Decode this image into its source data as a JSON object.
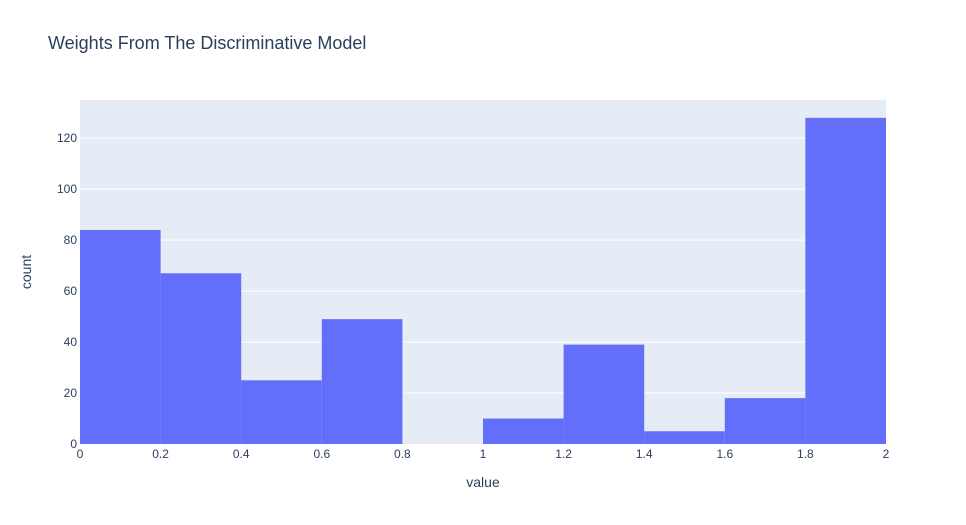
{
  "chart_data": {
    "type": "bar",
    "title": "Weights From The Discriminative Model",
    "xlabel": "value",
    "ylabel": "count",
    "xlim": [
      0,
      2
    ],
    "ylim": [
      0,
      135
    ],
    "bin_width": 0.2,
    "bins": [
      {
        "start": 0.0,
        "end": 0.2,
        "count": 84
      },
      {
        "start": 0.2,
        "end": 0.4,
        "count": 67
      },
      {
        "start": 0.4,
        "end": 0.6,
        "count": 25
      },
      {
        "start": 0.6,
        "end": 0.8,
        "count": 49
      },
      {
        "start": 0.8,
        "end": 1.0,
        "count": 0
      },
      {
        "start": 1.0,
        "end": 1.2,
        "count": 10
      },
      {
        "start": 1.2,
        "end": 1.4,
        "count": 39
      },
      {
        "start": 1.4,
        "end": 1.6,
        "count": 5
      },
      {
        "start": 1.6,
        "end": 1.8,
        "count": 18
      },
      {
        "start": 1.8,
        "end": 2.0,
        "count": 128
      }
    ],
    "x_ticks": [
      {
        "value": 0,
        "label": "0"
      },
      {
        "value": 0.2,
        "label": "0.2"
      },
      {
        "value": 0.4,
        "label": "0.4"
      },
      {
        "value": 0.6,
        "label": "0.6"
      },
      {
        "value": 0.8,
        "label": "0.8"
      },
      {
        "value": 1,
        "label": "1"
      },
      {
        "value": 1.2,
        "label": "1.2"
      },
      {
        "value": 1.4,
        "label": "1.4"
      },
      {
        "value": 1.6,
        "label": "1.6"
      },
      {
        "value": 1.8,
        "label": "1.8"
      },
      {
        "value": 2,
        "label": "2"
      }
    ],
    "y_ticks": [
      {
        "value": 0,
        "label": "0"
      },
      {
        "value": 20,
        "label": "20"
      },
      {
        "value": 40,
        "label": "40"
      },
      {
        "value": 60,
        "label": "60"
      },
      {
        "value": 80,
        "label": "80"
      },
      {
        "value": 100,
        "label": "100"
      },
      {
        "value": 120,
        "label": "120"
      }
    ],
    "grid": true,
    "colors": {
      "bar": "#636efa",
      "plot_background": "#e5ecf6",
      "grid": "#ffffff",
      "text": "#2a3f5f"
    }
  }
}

--

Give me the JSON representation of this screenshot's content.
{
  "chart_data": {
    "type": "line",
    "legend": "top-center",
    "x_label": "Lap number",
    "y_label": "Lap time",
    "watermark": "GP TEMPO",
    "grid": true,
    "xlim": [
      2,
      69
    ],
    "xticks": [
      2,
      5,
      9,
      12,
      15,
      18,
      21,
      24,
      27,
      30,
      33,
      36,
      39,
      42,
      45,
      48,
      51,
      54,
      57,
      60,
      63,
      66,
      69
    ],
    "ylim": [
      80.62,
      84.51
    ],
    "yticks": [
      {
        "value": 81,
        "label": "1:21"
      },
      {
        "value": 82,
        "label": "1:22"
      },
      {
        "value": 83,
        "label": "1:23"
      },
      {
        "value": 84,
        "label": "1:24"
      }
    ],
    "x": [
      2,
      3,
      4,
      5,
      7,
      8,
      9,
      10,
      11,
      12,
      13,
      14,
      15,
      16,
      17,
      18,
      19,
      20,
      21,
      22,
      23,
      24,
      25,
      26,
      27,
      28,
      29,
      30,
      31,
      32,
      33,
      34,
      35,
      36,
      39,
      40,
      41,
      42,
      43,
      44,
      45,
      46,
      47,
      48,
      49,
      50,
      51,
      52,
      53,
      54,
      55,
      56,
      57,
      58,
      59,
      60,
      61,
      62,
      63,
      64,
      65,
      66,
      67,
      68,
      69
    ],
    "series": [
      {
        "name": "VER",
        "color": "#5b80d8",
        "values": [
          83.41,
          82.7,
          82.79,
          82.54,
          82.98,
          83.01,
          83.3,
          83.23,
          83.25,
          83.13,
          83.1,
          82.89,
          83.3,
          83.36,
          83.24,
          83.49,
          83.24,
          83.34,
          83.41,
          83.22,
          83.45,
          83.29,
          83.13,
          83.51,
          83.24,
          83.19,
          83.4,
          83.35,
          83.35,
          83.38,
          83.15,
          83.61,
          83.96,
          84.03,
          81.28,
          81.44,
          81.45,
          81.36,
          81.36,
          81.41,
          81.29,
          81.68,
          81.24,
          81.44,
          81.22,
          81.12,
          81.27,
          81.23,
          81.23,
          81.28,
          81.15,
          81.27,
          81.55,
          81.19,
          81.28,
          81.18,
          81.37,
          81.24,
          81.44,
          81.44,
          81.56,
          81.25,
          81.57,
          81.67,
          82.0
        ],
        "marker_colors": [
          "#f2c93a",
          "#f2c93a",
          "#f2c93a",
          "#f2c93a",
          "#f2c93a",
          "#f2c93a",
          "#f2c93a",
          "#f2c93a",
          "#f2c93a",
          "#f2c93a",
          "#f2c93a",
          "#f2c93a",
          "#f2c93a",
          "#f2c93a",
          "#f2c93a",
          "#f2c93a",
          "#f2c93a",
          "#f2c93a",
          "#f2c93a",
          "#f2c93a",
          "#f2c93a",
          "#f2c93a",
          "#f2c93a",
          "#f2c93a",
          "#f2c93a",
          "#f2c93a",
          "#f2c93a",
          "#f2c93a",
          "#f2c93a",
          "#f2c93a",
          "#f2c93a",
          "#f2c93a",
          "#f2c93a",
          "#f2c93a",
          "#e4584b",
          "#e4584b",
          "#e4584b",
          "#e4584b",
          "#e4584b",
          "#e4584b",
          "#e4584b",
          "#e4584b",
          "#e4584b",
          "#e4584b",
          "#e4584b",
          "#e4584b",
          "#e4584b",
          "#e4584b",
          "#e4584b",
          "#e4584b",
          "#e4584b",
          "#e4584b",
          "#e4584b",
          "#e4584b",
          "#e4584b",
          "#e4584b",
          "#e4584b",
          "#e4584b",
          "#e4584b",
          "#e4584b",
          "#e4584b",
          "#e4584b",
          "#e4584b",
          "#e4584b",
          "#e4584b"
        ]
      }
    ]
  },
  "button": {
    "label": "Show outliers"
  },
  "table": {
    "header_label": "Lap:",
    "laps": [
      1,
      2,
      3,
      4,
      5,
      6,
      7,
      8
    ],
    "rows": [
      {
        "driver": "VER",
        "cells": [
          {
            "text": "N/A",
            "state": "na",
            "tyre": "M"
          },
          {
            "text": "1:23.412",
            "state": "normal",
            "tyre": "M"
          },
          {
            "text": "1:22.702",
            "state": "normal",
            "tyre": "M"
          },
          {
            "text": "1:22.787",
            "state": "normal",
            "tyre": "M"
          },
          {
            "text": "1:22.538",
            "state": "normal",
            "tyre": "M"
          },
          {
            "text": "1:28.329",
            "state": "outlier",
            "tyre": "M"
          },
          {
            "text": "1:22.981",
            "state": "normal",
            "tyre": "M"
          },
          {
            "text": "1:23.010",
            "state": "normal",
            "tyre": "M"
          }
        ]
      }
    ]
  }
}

| WORK INSTRUCTIONS |
Exactly how many lines contain "this"? State the number and nothing else.

| RESPONSE |
2